Your instructions
Reproduce verbatim the lines from the one containing "reply-icon (193, 220, 243, 270)" through the one containing "like-count: 1 (722, 724, 739, 757)", inclusive, and output nothing else.

Data section
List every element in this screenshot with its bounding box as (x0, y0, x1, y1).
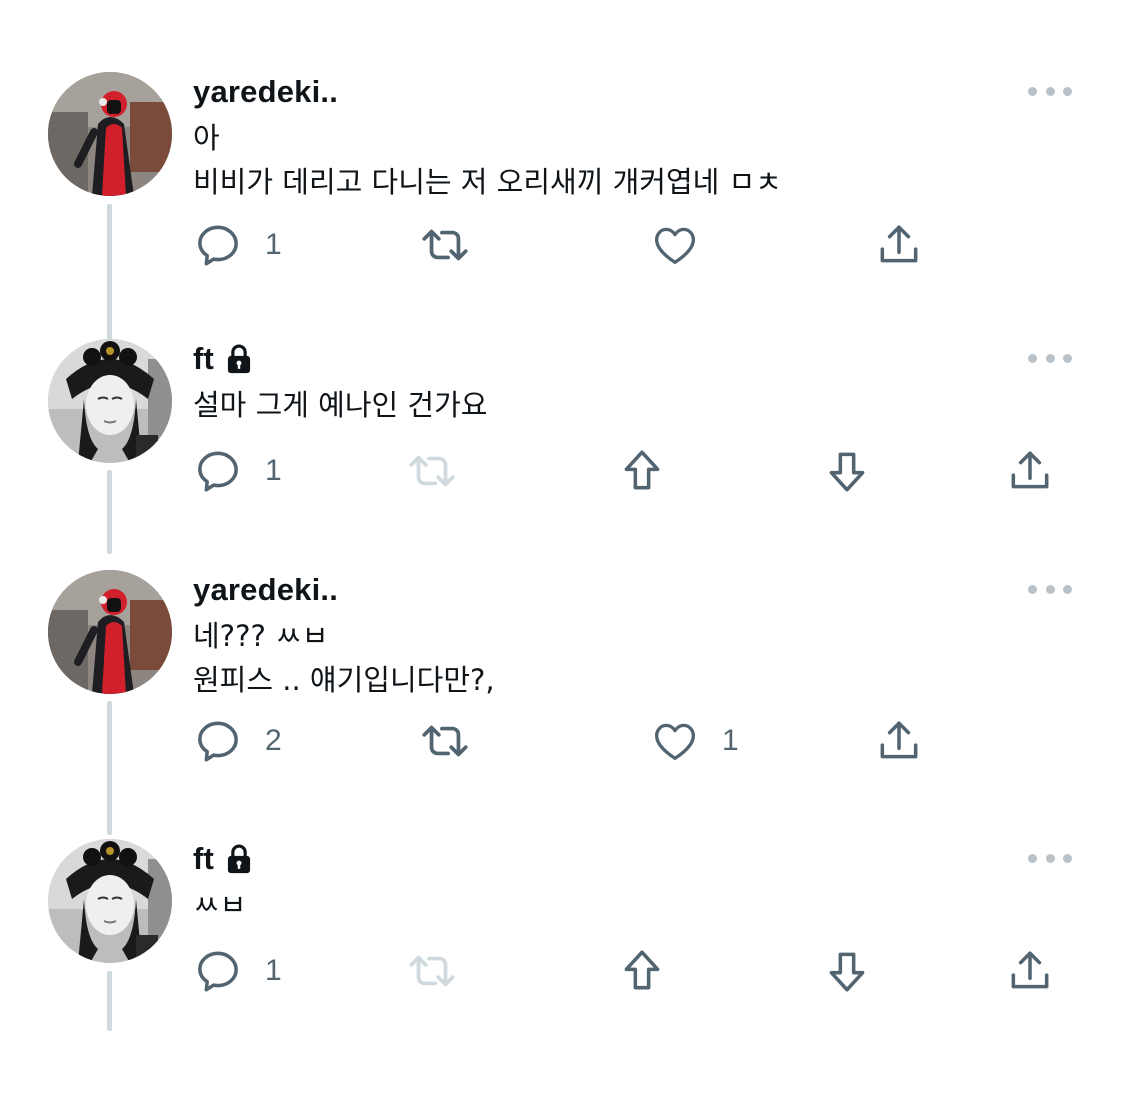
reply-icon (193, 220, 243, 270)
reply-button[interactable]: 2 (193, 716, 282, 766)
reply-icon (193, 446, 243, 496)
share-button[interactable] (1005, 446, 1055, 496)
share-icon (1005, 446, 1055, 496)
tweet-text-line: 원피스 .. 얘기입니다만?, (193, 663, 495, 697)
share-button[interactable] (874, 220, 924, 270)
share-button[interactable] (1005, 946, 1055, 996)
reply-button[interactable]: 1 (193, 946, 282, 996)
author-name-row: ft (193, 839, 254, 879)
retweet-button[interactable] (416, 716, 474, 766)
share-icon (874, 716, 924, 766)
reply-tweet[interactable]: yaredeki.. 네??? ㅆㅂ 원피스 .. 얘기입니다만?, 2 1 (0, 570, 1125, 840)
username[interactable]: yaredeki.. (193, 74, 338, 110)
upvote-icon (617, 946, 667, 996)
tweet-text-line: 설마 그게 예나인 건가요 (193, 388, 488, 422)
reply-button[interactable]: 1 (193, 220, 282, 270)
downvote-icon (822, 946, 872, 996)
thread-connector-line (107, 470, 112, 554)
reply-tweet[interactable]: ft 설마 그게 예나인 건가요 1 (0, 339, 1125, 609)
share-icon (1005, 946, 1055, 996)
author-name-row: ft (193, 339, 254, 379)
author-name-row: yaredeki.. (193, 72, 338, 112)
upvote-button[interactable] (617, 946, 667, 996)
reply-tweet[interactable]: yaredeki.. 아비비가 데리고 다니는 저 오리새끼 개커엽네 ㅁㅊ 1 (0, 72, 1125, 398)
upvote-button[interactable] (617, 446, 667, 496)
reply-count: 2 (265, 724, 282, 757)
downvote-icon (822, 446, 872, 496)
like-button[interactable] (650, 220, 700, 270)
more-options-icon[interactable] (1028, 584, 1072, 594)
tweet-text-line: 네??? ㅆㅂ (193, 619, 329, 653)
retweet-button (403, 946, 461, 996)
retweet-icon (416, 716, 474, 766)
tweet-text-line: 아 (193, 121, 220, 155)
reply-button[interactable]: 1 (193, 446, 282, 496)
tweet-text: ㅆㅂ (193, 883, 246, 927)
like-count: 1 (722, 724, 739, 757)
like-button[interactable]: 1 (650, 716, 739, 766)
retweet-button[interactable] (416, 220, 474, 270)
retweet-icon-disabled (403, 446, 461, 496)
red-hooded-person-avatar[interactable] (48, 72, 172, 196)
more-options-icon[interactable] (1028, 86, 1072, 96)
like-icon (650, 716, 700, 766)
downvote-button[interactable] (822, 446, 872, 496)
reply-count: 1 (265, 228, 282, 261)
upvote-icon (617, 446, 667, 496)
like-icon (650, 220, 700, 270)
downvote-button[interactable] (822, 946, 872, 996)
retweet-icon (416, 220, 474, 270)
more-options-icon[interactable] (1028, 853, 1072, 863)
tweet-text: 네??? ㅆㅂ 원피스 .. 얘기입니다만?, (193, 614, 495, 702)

Result for this task
reply-icon (193, 220, 243, 270)
reply-button[interactable]: 2 (193, 716, 282, 766)
reply-icon (193, 446, 243, 496)
share-button[interactable] (1005, 446, 1055, 496)
share-icon (1005, 446, 1055, 496)
tweet-text-line: 원피스 .. 얘기입니다만?, (193, 663, 495, 697)
share-button[interactable] (874, 220, 924, 270)
share-button[interactable] (1005, 946, 1055, 996)
reply-button[interactable]: 1 (193, 946, 282, 996)
author-name-row: ft (193, 839, 254, 879)
retweet-button[interactable] (416, 716, 474, 766)
share-icon (874, 716, 924, 766)
reply-tweet[interactable]: yaredeki.. 네??? ㅆㅂ 원피스 .. 얘기입니다만?, 2 1 (0, 570, 1125, 840)
username[interactable]: yaredeki.. (193, 74, 338, 110)
upvote-icon (617, 946, 667, 996)
tweet-text-line: 설마 그게 예나인 건가요 (193, 388, 488, 422)
reply-button[interactable]: 1 (193, 220, 282, 270)
downvote-icon (822, 946, 872, 996)
thread-connector-line (107, 470, 112, 554)
reply-tweet[interactable]: ft 설마 그게 예나인 건가요 1 (0, 339, 1125, 609)
share-icon (1005, 946, 1055, 996)
author-name-row: ft (193, 339, 254, 379)
author-name-row: yaredeki.. (193, 72, 338, 112)
upvote-button[interactable] (617, 946, 667, 996)
reply-tweet[interactable]: yaredeki.. 아비비가 데리고 다니는 저 오리새끼 개커엽네 ㅁㅊ 1 (0, 72, 1125, 398)
upvote-button[interactable] (617, 446, 667, 496)
reply-count: 2 (265, 724, 282, 757)
downvote-icon (822, 446, 872, 496)
like-button[interactable] (650, 220, 700, 270)
more-options-icon[interactable] (1028, 584, 1072, 594)
tweet-text-line: 네??? ㅆㅂ (193, 619, 329, 653)
retweet-button (403, 946, 461, 996)
retweet-icon (416, 716, 474, 766)
tweet-text-line: 아 (193, 121, 220, 155)
reply-button[interactable]: 1 (193, 446, 282, 496)
tweet-text: ㅆㅂ (193, 883, 246, 927)
like-count: 1 (722, 724, 739, 757)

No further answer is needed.